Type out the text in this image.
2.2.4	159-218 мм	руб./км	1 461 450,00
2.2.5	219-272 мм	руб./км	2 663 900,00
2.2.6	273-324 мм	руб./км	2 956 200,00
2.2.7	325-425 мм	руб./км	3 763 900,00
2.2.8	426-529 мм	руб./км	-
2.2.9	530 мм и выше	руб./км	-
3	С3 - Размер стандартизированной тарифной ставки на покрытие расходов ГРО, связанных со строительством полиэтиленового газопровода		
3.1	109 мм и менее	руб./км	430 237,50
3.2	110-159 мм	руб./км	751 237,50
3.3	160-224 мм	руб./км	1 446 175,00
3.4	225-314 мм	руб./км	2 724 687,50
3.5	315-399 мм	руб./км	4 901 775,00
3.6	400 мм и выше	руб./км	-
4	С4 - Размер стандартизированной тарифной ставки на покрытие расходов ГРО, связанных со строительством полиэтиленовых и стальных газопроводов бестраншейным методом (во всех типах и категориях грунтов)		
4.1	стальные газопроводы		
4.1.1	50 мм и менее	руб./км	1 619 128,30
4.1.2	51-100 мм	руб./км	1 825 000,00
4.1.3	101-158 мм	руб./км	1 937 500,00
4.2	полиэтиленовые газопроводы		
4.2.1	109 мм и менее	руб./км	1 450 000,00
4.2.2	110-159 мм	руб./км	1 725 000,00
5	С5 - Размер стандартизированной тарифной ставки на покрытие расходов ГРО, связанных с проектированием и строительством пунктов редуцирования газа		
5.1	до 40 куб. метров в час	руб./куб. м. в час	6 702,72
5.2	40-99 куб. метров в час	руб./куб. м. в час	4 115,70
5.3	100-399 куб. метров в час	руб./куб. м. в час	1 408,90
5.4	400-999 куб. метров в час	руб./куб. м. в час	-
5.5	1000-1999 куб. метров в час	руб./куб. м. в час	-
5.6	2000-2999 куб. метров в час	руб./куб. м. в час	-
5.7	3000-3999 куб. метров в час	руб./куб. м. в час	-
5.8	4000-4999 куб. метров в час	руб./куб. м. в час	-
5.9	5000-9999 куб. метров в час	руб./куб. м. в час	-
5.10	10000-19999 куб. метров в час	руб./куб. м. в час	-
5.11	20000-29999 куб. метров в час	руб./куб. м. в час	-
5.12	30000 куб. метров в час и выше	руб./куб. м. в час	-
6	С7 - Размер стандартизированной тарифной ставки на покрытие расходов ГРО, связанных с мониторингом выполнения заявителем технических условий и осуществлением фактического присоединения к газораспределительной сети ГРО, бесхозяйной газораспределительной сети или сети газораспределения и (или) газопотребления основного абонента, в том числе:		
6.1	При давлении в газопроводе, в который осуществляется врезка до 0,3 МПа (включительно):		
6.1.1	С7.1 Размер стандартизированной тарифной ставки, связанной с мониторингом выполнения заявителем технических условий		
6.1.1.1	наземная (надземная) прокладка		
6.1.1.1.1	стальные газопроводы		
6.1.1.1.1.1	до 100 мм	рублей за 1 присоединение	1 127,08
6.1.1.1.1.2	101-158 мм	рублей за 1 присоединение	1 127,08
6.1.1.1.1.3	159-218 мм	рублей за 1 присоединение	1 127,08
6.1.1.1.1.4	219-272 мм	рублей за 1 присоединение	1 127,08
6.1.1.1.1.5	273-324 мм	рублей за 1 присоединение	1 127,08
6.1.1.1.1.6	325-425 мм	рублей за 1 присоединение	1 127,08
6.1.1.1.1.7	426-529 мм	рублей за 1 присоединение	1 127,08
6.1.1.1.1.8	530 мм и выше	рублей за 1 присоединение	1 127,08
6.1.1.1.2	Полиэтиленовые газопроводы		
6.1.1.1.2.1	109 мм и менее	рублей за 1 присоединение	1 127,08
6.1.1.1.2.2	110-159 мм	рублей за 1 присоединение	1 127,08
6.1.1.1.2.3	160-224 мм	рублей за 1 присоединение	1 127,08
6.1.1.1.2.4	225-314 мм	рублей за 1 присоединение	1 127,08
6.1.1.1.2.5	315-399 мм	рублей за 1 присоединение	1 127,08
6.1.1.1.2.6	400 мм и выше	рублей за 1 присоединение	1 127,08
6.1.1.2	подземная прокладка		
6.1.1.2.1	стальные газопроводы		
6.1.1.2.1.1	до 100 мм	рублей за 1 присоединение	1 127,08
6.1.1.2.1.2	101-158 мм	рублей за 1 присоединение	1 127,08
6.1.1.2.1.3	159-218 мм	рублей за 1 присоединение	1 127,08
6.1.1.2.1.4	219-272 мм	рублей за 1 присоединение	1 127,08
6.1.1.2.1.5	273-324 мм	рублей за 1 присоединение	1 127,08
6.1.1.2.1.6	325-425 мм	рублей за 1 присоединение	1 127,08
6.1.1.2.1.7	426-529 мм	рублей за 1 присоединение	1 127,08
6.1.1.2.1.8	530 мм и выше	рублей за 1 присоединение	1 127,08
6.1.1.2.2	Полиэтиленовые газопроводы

*Brief*:
Repeat every record exactly as written, please.

*Result below*:
Type out the text in this image.
2.2.4	159-218 мм	руб./км	1 461 450,00
2.2.5	219-272 мм	руб./км	2 663 900,00
2.2.6	273-324 мм	руб./км	2 956 200,00
2.2.7	325-425 мм	руб./км	3 763 900,00
2.2.8	426-529 мм	руб./км	-
2.2.9	530 мм и выше	руб./км	-
3	С3 - Размер стандартизированной тарифной ставки на покрытие расходов ГРО, связанных со строительством полиэтиленового газопровода		
3.1	109 мм и менее	руб./км	430 237,50
3.2	110-159 мм	руб./км	751 237,50
3.3	160-224 мм	руб./км	1 446 175,00
3.4	225-314 мм	руб./км	2 724 687,50
3.5	315-399 мм	руб./км	4 901 775,00
3.6	400 мм и выше	руб./км	-
4	С4 - Размер стандартизированной тарифной ставки на покрытие расходов ГРО, связанных со строительством полиэтиленовых и стальных газопроводов бестраншейным методом (во всех типах и категориях грунтов)		
4.1	стальные газопроводы		
4.1.1	50 мм и менее	руб./км	1 619 128,30
4.1.2	51-100 мм	руб./км	1 825 000,00
4.1.3	101-158 мм	руб./км	1 937 500,00
4.2	полиэтиленовые газопроводы		
4.2.1	109 мм и менее	руб./км	1 450 000,00
4.2.2	110-159 мм	руб./км	1 725 000,00
5	С5 - Размер стандартизированной тарифной ставки на покрытие расходов ГРО, связанных с проектированием и строительством пунктов редуцирования газа		
5.1	до 40 куб. метров в час	руб./куб. м. в час	6 702,72
5.2	40-99 куб. метров в час	руб./куб. м. в час	4 115,70
5.3	100-399 куб. метров в час	руб./куб. м. в час	1 408,90
5.4	400-999 куб. метров в час	руб./куб. м. в час	-
5.5	1000-1999 куб. метров в час	руб./куб. м. в час	-
5.6	2000-2999 куб. метров в час	руб./куб. м. в час	-
5.7	3000-3999 куб. метров в час	руб./куб. м. в час	-
5.8	4000-4999 куб. метров в час	руб./куб. м. в час	-
5.9	5000-9999 куб. метров в час	руб./куб. м. в час	-
5.10	10000-19999 куб. метров в час	руб./куб. м. в час	-
5.11	20000-29999 куб. метров в час	руб./куб. м. в час	-
5.12	30000 куб. метров в час и выше	руб./куб. м. в час	-
6	С7 - Размер стандартизированной тарифной ставки на покрытие расходов ГРО, связанных с мониторингом выполнения заявителем технических условий и осуществлением фактического присоединения к газораспределительной сети ГРО, бесхозяйной газораспределительной сети или сети газораспределения и (или) газопотребления основного абонента, в том числе:		
6.1	При давлении в газопроводе, в который осуществляется врезка до 0,3 МПа (включительно):		
6.1.1	С7.1 Размер стандартизированной тарифной ставки, связанной с мониторингом выполнения заявителем технических условий		
6.1.1.1	наземная (надземная) прокладка		
6.1.1.1.1	стальные газопроводы		
6.1.1.1.1.1	до 100 мм	рублей за 1 присоединение	1 127,08
6.1.1.1.1.2	101-158 мм	рублей за 1 присоединение	1 127,08
6.1.1.1.1.3	159-218 мм	рублей за 1 присоединение	1 127,08
6.1.1.1.1.4	219-272 мм	рублей за 1 присоединение	1 127,08
6.1.1.1.1.5	273-324 мм	рублей за 1 присоединение	1 127,08
6.1.1.1.1.6	325-425 мм	рублей за 1 присоединение	1 127,08
6.1.1.1.1.7	426-529 мм	рублей за 1 присоединение	1 127,08
6.1.1.1.1.8	530 мм и выше	рублей за 1 присоединение	1 127,08
6.1.1.1.2	Полиэтиленовые газопроводы		
6.1.1.1.2.1	109 мм и менее	рублей за 1 присоединение	1 127,08
6.1.1.1.2.2	110-159 мм	рублей за 1 присоединение	1 127,08
6.1.1.1.2.3	160-224 мм	рублей за 1 присоединение	1 127,08
6.1.1.1.2.4	225-314 мм	рублей за 1 присоединение	1 127,08
6.1.1.1.2.5	315-399 мм	рублей за 1 присоединение	1 127,08
6.1.1.1.2.6	400 мм и выше	рублей за 1 присоединение	1 127,08
6.1.1.2	подземная прокладка		
6.1.1.2.1	стальные газопроводы		
6.1.1.2.1.1	до 100 мм	рублей за 1 присоединение	1 127,08
6.1.1.2.1.2	101-158 мм	рублей за 1 присоединение	1 127,08
6.1.1.2.1.3	159-218 мм	рублей за 1 присоединение	1 127,08
6.1.1.2.1.4	219-272 мм	рублей за 1 присоединение	1 127,08
6.1.1.2.1.5	273-324 мм	рублей за 1 присоединение	1 127,08
6.1.1.2.1.6	325-425 мм	рублей за 1 присоединение	1 127,08
6.1.1.2.1.7	426-529 мм	рублей за 1 присоединение	1 127,08
6.1.1.2.1.8	530 мм и выше	рублей за 1 присоединение	1 127,08
6.1.1.2.2	Полиэтиленовые газопроводы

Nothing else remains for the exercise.